** start MATERIAL SHOWN **
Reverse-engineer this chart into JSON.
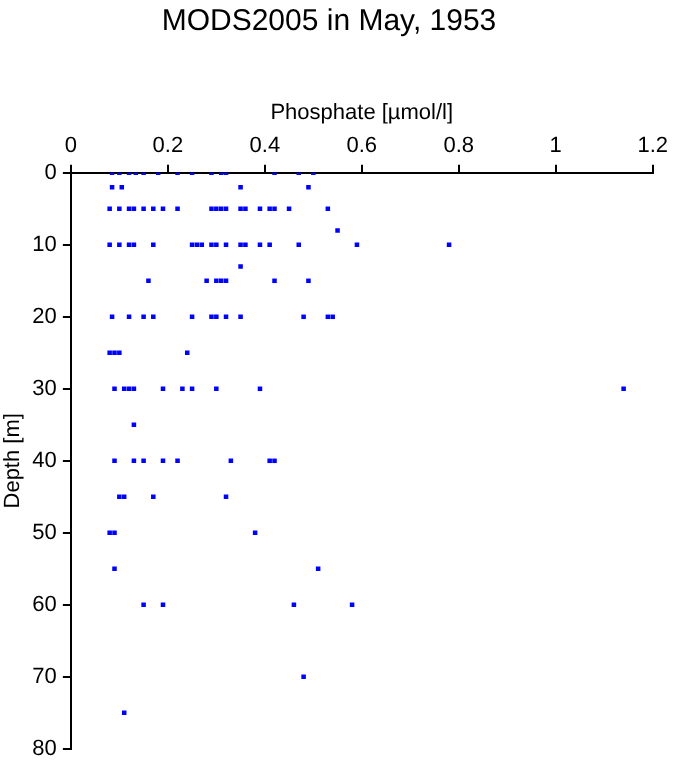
{
  "chart_data": {
    "type": "scatter",
    "title": "MODS2005 in May, 1953",
    "xlabel": "Phosphate [µmol/l]",
    "ylabel": "Depth [m]",
    "xlim": [
      0,
      1.2
    ],
    "xticks": [
      0,
      0.2,
      0.4,
      0.6,
      0.8,
      1,
      1.2
    ],
    "ylim": [
      80,
      0
    ],
    "yticks": [
      0,
      10,
      20,
      30,
      40,
      50,
      60,
      70,
      80
    ],
    "grid": false,
    "legend": false,
    "marker": "square",
    "series": [
      {
        "color": "#0000ff",
        "x": [
          0.085,
          0.1,
          0.12,
          0.134,
          0.15,
          0.18,
          0.22,
          0.25,
          0.29,
          0.31,
          0.32,
          0.42,
          0.47,
          0.5,
          0.085,
          0.105,
          0.35,
          0.49,
          0.08,
          0.1,
          0.12,
          0.13,
          0.15,
          0.17,
          0.19,
          0.22,
          0.29,
          0.3,
          0.31,
          0.32,
          0.35,
          0.36,
          0.39,
          0.41,
          0.42,
          0.45,
          0.53,
          0.55,
          0.08,
          0.1,
          0.12,
          0.13,
          0.17,
          0.25,
          0.26,
          0.27,
          0.29,
          0.3,
          0.32,
          0.35,
          0.36,
          0.39,
          0.41,
          0.47,
          0.59,
          0.78,
          0.35,
          0.16,
          0.28,
          0.3,
          0.31,
          0.32,
          0.42,
          0.49,
          0.085,
          0.12,
          0.15,
          0.17,
          0.25,
          0.29,
          0.3,
          0.32,
          0.35,
          0.48,
          0.53,
          0.54,
          0.08,
          0.09,
          0.1,
          0.24,
          0.09,
          0.11,
          0.12,
          0.13,
          0.19,
          0.23,
          0.25,
          0.3,
          0.39,
          1.14,
          0.13,
          0.09,
          0.13,
          0.15,
          0.19,
          0.22,
          0.33,
          0.41,
          0.42,
          0.1,
          0.11,
          0.17,
          0.32,
          0.08,
          0.09,
          0.38,
          0.09,
          0.51,
          0.15,
          0.19,
          0.46,
          0.58,
          0.48,
          0.11
        ],
        "values": [
          0,
          0,
          0,
          0,
          0,
          0,
          0,
          0,
          0,
          0,
          0,
          0,
          0,
          0,
          2,
          2,
          2,
          2,
          5,
          5,
          5,
          5,
          5,
          5,
          5,
          5,
          5,
          5,
          5,
          5,
          5,
          5,
          5,
          5,
          5,
          5,
          5,
          8,
          10,
          10,
          10,
          10,
          10,
          10,
          10,
          10,
          10,
          10,
          10,
          10,
          10,
          10,
          10,
          10,
          10,
          10,
          13,
          15,
          15,
          15,
          15,
          15,
          15,
          15,
          20,
          20,
          20,
          20,
          20,
          20,
          20,
          20,
          20,
          20,
          20,
          20,
          25,
          25,
          25,
          25,
          30,
          30,
          30,
          30,
          30,
          30,
          30,
          30,
          30,
          30,
          35,
          40,
          40,
          40,
          40,
          40,
          40,
          40,
          40,
          45,
          45,
          45,
          45,
          50,
          50,
          50,
          55,
          55,
          60,
          60,
          60,
          60,
          70,
          75
        ]
      }
    ]
  }
}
** end MATERIAL SHOWN **
• [SHORT TASK]: Exclude the images, then output the data above word for word.

• [REPLY]:
Reverse-engineer this chart into JSON.
{
  "chart_data": {
    "type": "scatter",
    "title": "MODS2005 in May, 1953",
    "xlabel": "Phosphate [µmol/l]",
    "ylabel": "Depth [m]",
    "xlim": [
      0,
      1.2
    ],
    "xticks": [
      0,
      0.2,
      0.4,
      0.6,
      0.8,
      1,
      1.2
    ],
    "ylim": [
      80,
      0
    ],
    "yticks": [
      0,
      10,
      20,
      30,
      40,
      50,
      60,
      70,
      80
    ],
    "grid": false,
    "legend": false,
    "marker": "square",
    "series": [
      {
        "color": "#0000ff",
        "x": [
          0.085,
          0.1,
          0.12,
          0.134,
          0.15,
          0.18,
          0.22,
          0.25,
          0.29,
          0.31,
          0.32,
          0.42,
          0.47,
          0.5,
          0.085,
          0.105,
          0.35,
          0.49,
          0.08,
          0.1,
          0.12,
          0.13,
          0.15,
          0.17,
          0.19,
          0.22,
          0.29,
          0.3,
          0.31,
          0.32,
          0.35,
          0.36,
          0.39,
          0.41,
          0.42,
          0.45,
          0.53,
          0.55,
          0.08,
          0.1,
          0.12,
          0.13,
          0.17,
          0.25,
          0.26,
          0.27,
          0.29,
          0.3,
          0.32,
          0.35,
          0.36,
          0.39,
          0.41,
          0.47,
          0.59,
          0.78,
          0.35,
          0.16,
          0.28,
          0.3,
          0.31,
          0.32,
          0.42,
          0.49,
          0.085,
          0.12,
          0.15,
          0.17,
          0.25,
          0.29,
          0.3,
          0.32,
          0.35,
          0.48,
          0.53,
          0.54,
          0.08,
          0.09,
          0.1,
          0.24,
          0.09,
          0.11,
          0.12,
          0.13,
          0.19,
          0.23,
          0.25,
          0.3,
          0.39,
          1.14,
          0.13,
          0.09,
          0.13,
          0.15,
          0.19,
          0.22,
          0.33,
          0.41,
          0.42,
          0.1,
          0.11,
          0.17,
          0.32,
          0.08,
          0.09,
          0.38,
          0.09,
          0.51,
          0.15,
          0.19,
          0.46,
          0.58,
          0.48,
          0.11
        ],
        "values": [
          0,
          0,
          0,
          0,
          0,
          0,
          0,
          0,
          0,
          0,
          0,
          0,
          0,
          0,
          2,
          2,
          2,
          2,
          5,
          5,
          5,
          5,
          5,
          5,
          5,
          5,
          5,
          5,
          5,
          5,
          5,
          5,
          5,
          5,
          5,
          5,
          5,
          8,
          10,
          10,
          10,
          10,
          10,
          10,
          10,
          10,
          10,
          10,
          10,
          10,
          10,
          10,
          10,
          10,
          10,
          10,
          13,
          15,
          15,
          15,
          15,
          15,
          15,
          15,
          20,
          20,
          20,
          20,
          20,
          20,
          20,
          20,
          20,
          20,
          20,
          20,
          25,
          25,
          25,
          25,
          30,
          30,
          30,
          30,
          30,
          30,
          30,
          30,
          30,
          30,
          35,
          40,
          40,
          40,
          40,
          40,
          40,
          40,
          40,
          45,
          45,
          45,
          45,
          50,
          50,
          50,
          55,
          55,
          60,
          60,
          60,
          60,
          70,
          75
        ]
      }
    ]
  }
}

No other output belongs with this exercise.